**Exercise objective**
Repeat the listing that follows, character for character, minus the pictures.

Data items
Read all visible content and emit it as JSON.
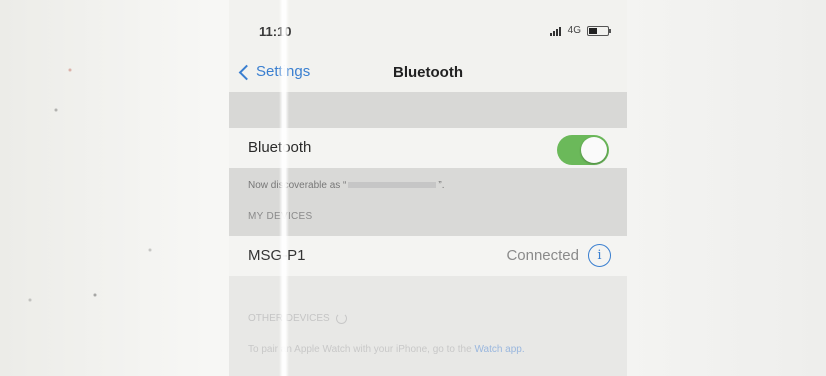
{
  "status_bar": {
    "time": "11:10",
    "network": "4G"
  },
  "nav": {
    "back_label": "Settings",
    "title": "Bluetooth"
  },
  "bluetooth_row": {
    "label": "Bluetooth",
    "toggle_on": true,
    "toggle_color": "#6bb95a"
  },
  "discoverable": {
    "prefix": "Now discoverable as “",
    "suffix": "”."
  },
  "my_devices": {
    "header": "MY DEVICES",
    "devices": [
      {
        "name": "MSG-P1",
        "status": "Connected"
      }
    ]
  },
  "other_devices": {
    "header": "OTHER DEVICES",
    "pair_text": "To pair an Apple Watch with your iPhone, go to the",
    "pair_link": "Watch app."
  },
  "colors": {
    "accent": "#3a7fd0"
  }
}
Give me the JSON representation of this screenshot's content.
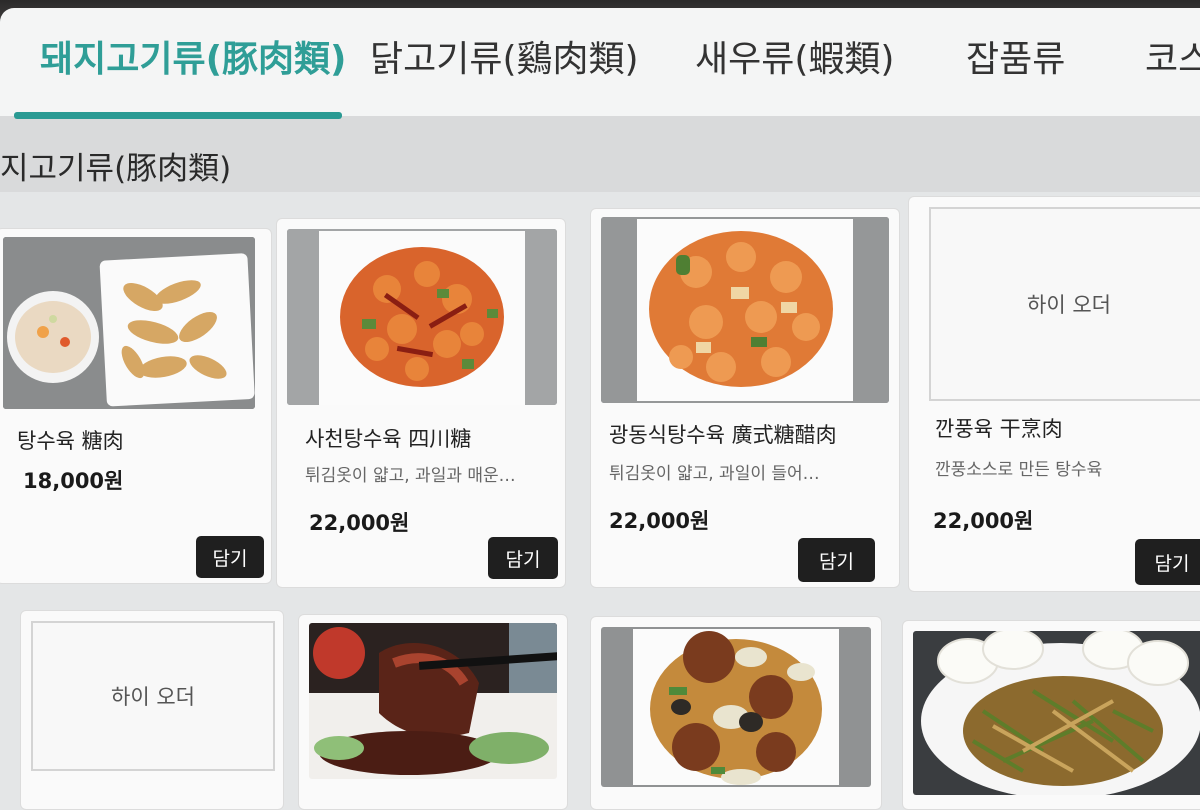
{
  "tabs": [
    {
      "label": "돼지고기류(豚肉類)",
      "active": true
    },
    {
      "label": "닭고기류(鷄肉類)",
      "active": false
    },
    {
      "label": "새우류(蝦類)",
      "active": false
    },
    {
      "label": "잡품류",
      "active": false
    },
    {
      "label": "코스",
      "active": false
    }
  ],
  "section": {
    "title": "지고기류(豚肉類)"
  },
  "cart_label": "담기",
  "placeholder_text": "하이 오더",
  "items": [
    {
      "name": "탕수육 糖肉",
      "desc": "",
      "price": "18,000원"
    },
    {
      "name": "사천탕수육 四川糖",
      "desc": "튀김옷이 얇고, 과일과 매운…",
      "price": "22,000원"
    },
    {
      "name": "광동식탕수육 廣式糖醋肉",
      "desc": "튀김옷이 얇고, 과일이 들어…",
      "price": "22,000원"
    },
    {
      "name": "깐풍육 干烹肉",
      "desc": "깐풍소스로 만든 탕수육",
      "price": "22,000원"
    },
    {
      "name": "",
      "desc": "",
      "price": ""
    },
    {
      "name": "",
      "desc": "",
      "price": ""
    },
    {
      "name": "",
      "desc": "",
      "price": ""
    },
    {
      "name": "",
      "desc": "",
      "price": ""
    }
  ],
  "colors": {
    "accent": "#2a9a93",
    "button": "#1f1f1f",
    "background": "#e4e6e7"
  }
}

**Solution for this problem**
Read all visible content and emit it as JSON.
{
  "status_bar": {
    "time": "11:10",
    "network": "4G"
  },
  "nav": {
    "back_label": "Settings",
    "title": "Bluetooth"
  },
  "bluetooth_row": {
    "label": "Bluetooth",
    "toggle_on": true,
    "toggle_color": "#6bb95a"
  },
  "discoverable": {
    "prefix": "Now discoverable as “",
    "suffix": "”."
  },
  "my_devices": {
    "header": "MY DEVICES",
    "devices": [
      {
        "name": "MSG-P1",
        "status": "Connected"
      }
    ]
  },
  "other_devices": {
    "header": "OTHER DEVICES",
    "pair_text": "To pair an Apple Watch with your iPhone, go to the",
    "pair_link": "Watch app."
  },
  "colors": {
    "accent": "#3a7fd0"
  }
}
Give me the JSON representation of this screenshot's content.
{
  "tabs": [
    {
      "label": "돼지고기류(豚肉類)",
      "active": true
    },
    {
      "label": "닭고기류(鷄肉類)",
      "active": false
    },
    {
      "label": "새우류(蝦類)",
      "active": false
    },
    {
      "label": "잡품류",
      "active": false
    },
    {
      "label": "코스",
      "active": false
    }
  ],
  "section": {
    "title": "지고기류(豚肉類)"
  },
  "cart_label": "담기",
  "placeholder_text": "하이 오더",
  "items": [
    {
      "name": "탕수육 糖肉",
      "desc": "",
      "price": "18,000원"
    },
    {
      "name": "사천탕수육 四川糖",
      "desc": "튀김옷이 얇고, 과일과 매운…",
      "price": "22,000원"
    },
    {
      "name": "광동식탕수육 廣式糖醋肉",
      "desc": "튀김옷이 얇고, 과일이 들어…",
      "price": "22,000원"
    },
    {
      "name": "깐풍육 干烹肉",
      "desc": "깐풍소스로 만든 탕수육",
      "price": "22,000원"
    },
    {
      "name": "",
      "desc": "",
      "price": ""
    },
    {
      "name": "",
      "desc": "",
      "price": ""
    },
    {
      "name": "",
      "desc": "",
      "price": ""
    },
    {
      "name": "",
      "desc": "",
      "price": ""
    }
  ],
  "colors": {
    "accent": "#2a9a93",
    "button": "#1f1f1f",
    "background": "#e4e6e7"
  }
}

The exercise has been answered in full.